--- RECORDS FOR THE TASK ---

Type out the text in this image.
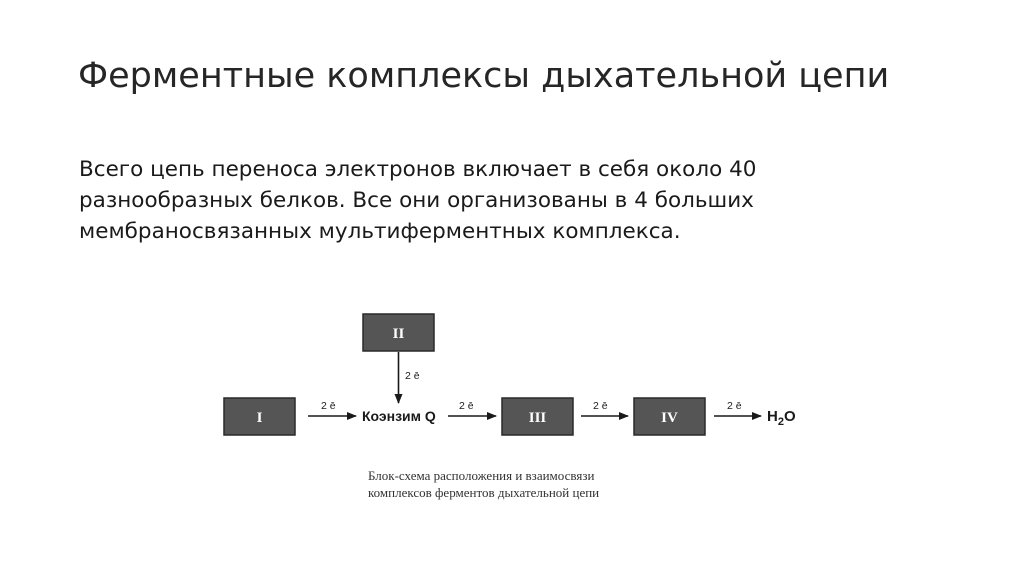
Ферментные комплексы дыхательной цепи

Всего цепь переноса электронов включает в себя около 40 разнообразных белков. Все они организованы в 4 больших мембраносвязанных мультиферментных комплекса.

II
I	III	IV
Коэнзим Q	$H_2O$
2 ē
2 ē	2 ē	2 ē	2 ē
Блок-схема расположения и взаимосвязи
комплексов ферментов дыхательной цепи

---

→ EXERCISE: All entries are to be retyped exactly. Omit any embedded images.

→ ANSWER IN FULL:
Type out the text in this image.
Ферментные комплексы дыхательной цепи

Всего цепь переноса электронов включает в себя около 40 разнообразных белков. Все они организованы в 4 больших мембраносвязанных мультиферментных комплекса.

II
I	III	IV
Коэнзим Q	$H_2O$
2 ē
2 ē	2 ē	2 ē	2 ē
Блок-схема расположения и взаимосвязи
комплексов ферментов дыхательной цепи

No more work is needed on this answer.